§ Task description
The listing must be reproduced in full, exactly as it stands.

§ Rows
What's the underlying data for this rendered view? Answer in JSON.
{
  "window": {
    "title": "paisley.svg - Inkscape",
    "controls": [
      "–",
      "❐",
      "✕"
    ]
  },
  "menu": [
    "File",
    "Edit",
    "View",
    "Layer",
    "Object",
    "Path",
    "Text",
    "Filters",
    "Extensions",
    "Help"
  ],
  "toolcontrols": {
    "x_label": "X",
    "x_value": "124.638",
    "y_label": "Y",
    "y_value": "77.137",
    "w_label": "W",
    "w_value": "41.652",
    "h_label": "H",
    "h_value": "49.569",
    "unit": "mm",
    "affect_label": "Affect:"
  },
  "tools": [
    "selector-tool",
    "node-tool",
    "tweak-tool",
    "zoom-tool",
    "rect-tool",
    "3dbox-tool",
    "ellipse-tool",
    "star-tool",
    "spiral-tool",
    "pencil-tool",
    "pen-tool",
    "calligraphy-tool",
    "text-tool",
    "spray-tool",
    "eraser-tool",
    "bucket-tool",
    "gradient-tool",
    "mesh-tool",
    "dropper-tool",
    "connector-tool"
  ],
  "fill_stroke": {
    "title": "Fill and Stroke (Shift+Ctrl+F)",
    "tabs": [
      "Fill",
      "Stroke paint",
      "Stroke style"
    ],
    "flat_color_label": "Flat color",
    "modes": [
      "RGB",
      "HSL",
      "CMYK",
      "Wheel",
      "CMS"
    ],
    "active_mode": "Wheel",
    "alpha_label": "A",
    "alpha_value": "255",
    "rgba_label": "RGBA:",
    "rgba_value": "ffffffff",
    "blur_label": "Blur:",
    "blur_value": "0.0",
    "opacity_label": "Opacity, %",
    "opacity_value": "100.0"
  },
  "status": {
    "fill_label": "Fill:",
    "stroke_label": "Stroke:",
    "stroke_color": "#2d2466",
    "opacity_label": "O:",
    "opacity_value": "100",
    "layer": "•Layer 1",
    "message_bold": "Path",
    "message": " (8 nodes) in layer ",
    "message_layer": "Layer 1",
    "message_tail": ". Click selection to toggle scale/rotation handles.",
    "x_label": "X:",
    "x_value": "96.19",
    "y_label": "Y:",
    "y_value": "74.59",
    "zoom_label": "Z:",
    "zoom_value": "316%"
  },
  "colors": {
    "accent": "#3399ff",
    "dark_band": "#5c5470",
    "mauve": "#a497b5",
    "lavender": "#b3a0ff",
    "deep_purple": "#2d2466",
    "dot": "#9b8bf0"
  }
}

§ Result for this task
What's the underlying data for this rendered view? Answer in JSON.
{
  "window": {
    "title": "paisley.svg - Inkscape",
    "controls": [
      "–",
      "❐",
      "✕"
    ]
  },
  "menu": [
    "File",
    "Edit",
    "View",
    "Layer",
    "Object",
    "Path",
    "Text",
    "Filters",
    "Extensions",
    "Help"
  ],
  "toolcontrols": {
    "x_label": "X",
    "x_value": "124.638",
    "y_label": "Y",
    "y_value": "77.137",
    "w_label": "W",
    "w_value": "41.652",
    "h_label": "H",
    "h_value": "49.569",
    "unit": "mm",
    "affect_label": "Affect:"
  },
  "tools": [
    "selector-tool",
    "node-tool",
    "tweak-tool",
    "zoom-tool",
    "rect-tool",
    "3dbox-tool",
    "ellipse-tool",
    "star-tool",
    "spiral-tool",
    "pencil-tool",
    "pen-tool",
    "calligraphy-tool",
    "text-tool",
    "spray-tool",
    "eraser-tool",
    "bucket-tool",
    "gradient-tool",
    "mesh-tool",
    "dropper-tool",
    "connector-tool"
  ],
  "fill_stroke": {
    "title": "Fill and Stroke (Shift+Ctrl+F)",
    "tabs": [
      "Fill",
      "Stroke paint",
      "Stroke style"
    ],
    "flat_color_label": "Flat color",
    "modes": [
      "RGB",
      "HSL",
      "CMYK",
      "Wheel",
      "CMS"
    ],
    "active_mode": "Wheel",
    "alpha_label": "A",
    "alpha_value": "255",
    "rgba_label": "RGBA:",
    "rgba_value": "ffffffff",
    "blur_label": "Blur:",
    "blur_value": "0.0",
    "opacity_label": "Opacity, %",
    "opacity_value": "100.0"
  },
  "status": {
    "fill_label": "Fill:",
    "stroke_label": "Stroke:",
    "stroke_color": "#2d2466",
    "opacity_label": "O:",
    "opacity_value": "100",
    "layer": "•Layer 1",
    "message_bold": "Path",
    "message": " (8 nodes) in layer ",
    "message_layer": "Layer 1",
    "message_tail": ". Click selection to toggle scale/rotation handles.",
    "x_label": "X:",
    "x_value": "96.19",
    "y_label": "Y:",
    "y_value": "74.59",
    "zoom_label": "Z:",
    "zoom_value": "316%"
  },
  "colors": {
    "accent": "#3399ff",
    "dark_band": "#5c5470",
    "mauve": "#a497b5",
    "lavender": "#b3a0ff",
    "deep_purple": "#2d2466",
    "dot": "#9b8bf0"
  }
}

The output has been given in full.